Collect each line containing "BOGNOR".

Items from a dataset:
· · · · ·

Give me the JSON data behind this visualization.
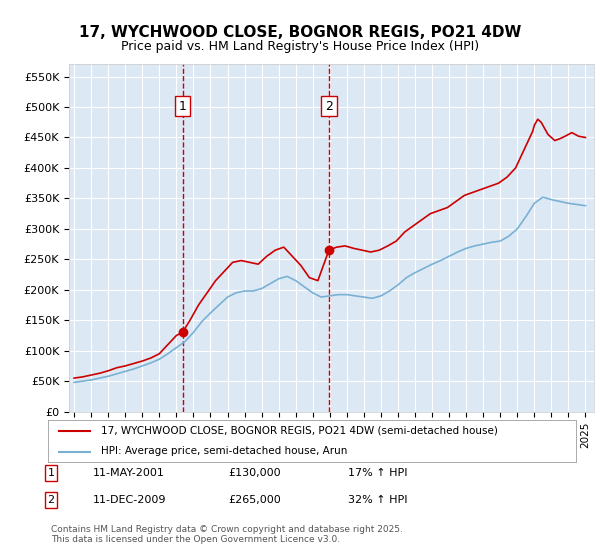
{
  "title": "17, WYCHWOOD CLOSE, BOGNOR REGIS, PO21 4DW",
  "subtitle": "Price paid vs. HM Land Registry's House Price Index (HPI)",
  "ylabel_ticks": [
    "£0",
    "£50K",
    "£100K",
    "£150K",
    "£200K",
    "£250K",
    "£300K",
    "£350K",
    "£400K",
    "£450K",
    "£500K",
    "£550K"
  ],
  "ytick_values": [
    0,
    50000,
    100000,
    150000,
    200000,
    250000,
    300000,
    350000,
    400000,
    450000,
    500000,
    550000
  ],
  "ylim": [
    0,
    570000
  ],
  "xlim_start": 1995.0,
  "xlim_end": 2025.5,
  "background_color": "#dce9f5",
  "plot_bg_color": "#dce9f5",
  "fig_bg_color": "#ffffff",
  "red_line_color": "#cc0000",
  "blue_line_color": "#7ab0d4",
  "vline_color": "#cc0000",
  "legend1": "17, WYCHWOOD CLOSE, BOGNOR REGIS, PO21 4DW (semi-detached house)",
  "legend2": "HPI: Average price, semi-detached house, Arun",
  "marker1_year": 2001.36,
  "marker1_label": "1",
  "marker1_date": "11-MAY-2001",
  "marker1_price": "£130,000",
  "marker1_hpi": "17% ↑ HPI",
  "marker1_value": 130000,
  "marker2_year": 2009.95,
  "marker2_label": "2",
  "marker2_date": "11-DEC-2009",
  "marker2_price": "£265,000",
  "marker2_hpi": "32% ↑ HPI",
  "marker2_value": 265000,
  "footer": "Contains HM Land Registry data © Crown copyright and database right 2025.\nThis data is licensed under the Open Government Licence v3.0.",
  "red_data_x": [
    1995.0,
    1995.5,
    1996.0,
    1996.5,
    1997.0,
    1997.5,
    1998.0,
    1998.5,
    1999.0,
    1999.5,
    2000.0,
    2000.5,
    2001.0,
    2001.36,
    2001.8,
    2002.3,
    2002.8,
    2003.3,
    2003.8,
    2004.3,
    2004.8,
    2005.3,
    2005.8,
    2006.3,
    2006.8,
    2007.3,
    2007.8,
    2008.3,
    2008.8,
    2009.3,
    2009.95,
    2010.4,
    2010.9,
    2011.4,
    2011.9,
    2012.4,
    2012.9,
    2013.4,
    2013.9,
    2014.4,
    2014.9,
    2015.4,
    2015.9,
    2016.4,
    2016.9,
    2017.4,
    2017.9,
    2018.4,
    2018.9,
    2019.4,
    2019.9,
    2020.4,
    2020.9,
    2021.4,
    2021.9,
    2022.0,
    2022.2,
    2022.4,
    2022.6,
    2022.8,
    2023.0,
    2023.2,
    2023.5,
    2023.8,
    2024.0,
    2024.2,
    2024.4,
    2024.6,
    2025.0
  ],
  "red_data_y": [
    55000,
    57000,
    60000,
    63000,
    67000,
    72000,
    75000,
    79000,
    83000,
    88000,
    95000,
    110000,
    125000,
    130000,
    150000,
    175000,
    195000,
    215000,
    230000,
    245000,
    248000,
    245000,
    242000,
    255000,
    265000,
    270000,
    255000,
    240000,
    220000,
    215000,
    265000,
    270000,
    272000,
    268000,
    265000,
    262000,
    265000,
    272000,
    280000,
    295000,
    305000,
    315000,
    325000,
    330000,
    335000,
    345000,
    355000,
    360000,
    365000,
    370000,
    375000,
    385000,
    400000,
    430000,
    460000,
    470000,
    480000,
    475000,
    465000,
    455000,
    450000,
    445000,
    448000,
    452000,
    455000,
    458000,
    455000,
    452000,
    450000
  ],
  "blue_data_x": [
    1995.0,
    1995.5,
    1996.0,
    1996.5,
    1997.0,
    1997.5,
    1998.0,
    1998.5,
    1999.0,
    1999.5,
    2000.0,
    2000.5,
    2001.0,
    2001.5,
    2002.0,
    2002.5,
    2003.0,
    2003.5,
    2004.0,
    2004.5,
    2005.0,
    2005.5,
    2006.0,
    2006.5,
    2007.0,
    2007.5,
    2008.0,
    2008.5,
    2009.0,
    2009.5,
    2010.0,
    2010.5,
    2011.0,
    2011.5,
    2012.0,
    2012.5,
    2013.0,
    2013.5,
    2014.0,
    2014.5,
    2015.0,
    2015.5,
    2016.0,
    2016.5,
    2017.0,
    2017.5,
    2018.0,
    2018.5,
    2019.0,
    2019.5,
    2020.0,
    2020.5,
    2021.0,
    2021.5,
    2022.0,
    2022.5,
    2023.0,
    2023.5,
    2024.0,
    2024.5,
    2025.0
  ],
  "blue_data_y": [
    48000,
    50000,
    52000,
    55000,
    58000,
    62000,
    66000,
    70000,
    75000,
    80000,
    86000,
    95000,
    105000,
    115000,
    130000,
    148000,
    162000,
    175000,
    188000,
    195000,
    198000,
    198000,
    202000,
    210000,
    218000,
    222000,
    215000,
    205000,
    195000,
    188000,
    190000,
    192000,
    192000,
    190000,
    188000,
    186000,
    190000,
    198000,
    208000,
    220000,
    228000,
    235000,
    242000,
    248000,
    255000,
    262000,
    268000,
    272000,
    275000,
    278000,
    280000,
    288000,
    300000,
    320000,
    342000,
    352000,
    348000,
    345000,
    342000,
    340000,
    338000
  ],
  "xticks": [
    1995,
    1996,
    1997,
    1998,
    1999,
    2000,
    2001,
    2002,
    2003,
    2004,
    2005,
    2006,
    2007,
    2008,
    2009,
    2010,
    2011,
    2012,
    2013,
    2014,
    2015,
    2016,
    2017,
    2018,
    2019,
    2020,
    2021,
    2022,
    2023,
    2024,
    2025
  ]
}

· · · · ·

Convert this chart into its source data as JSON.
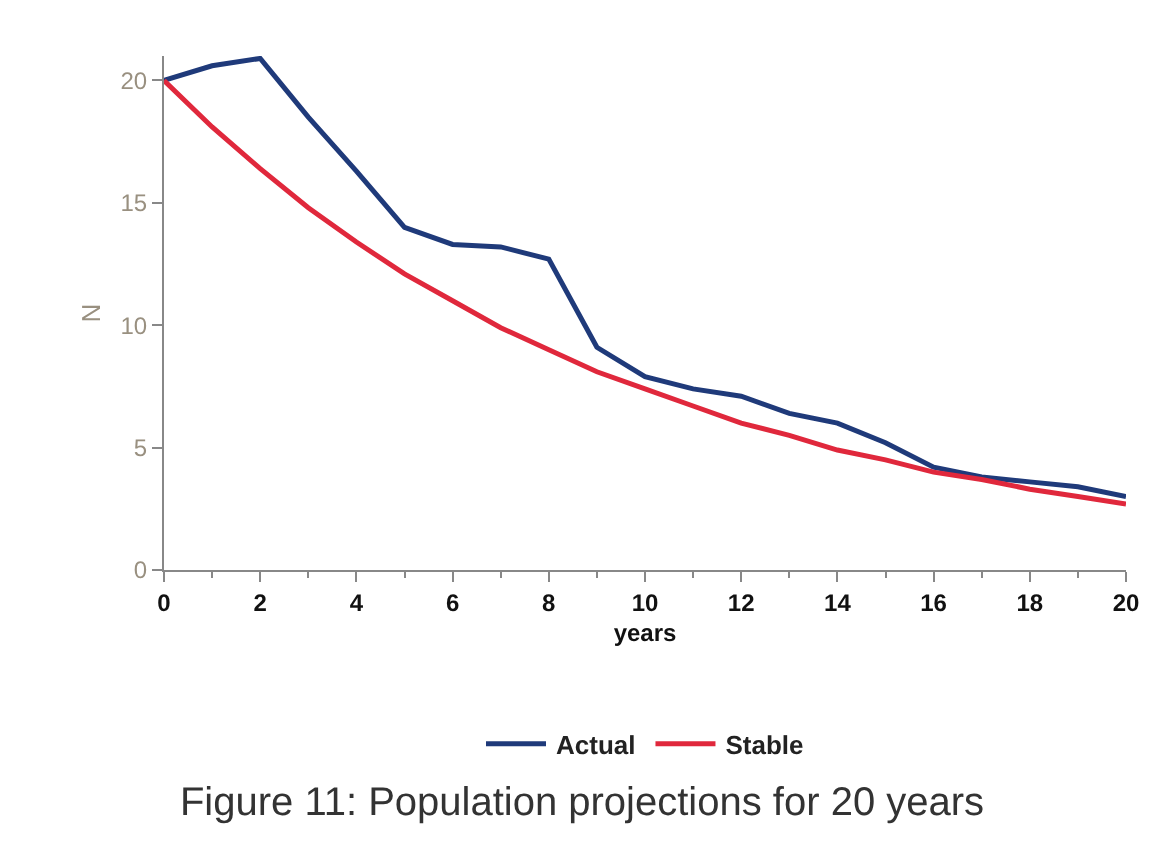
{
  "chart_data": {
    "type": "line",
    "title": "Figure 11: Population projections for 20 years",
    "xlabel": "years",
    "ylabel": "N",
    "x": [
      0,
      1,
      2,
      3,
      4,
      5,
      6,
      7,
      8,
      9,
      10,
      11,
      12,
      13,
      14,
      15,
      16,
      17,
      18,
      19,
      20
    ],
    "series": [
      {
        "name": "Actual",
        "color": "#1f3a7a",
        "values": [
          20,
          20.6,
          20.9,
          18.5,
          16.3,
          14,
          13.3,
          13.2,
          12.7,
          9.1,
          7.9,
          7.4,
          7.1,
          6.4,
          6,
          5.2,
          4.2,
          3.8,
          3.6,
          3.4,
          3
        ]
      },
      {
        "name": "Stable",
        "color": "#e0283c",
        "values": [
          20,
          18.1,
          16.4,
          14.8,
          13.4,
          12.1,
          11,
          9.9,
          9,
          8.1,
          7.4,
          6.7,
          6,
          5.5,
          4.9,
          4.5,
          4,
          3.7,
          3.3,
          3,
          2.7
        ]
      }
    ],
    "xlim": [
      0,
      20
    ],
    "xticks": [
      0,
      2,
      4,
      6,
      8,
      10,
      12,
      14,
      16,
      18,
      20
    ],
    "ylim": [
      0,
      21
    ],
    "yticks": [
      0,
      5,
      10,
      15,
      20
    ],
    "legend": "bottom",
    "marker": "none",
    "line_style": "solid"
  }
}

· · · · ·

#### [Expected output]
  "title": "17, WYCHWOOD CLOSE, BOGNOR REGIS, PO21 4DW",
  "legend1": "17, WYCHWOOD CLOSE, BOGNOR REGIS, PO21 4DW (semi-detached house)",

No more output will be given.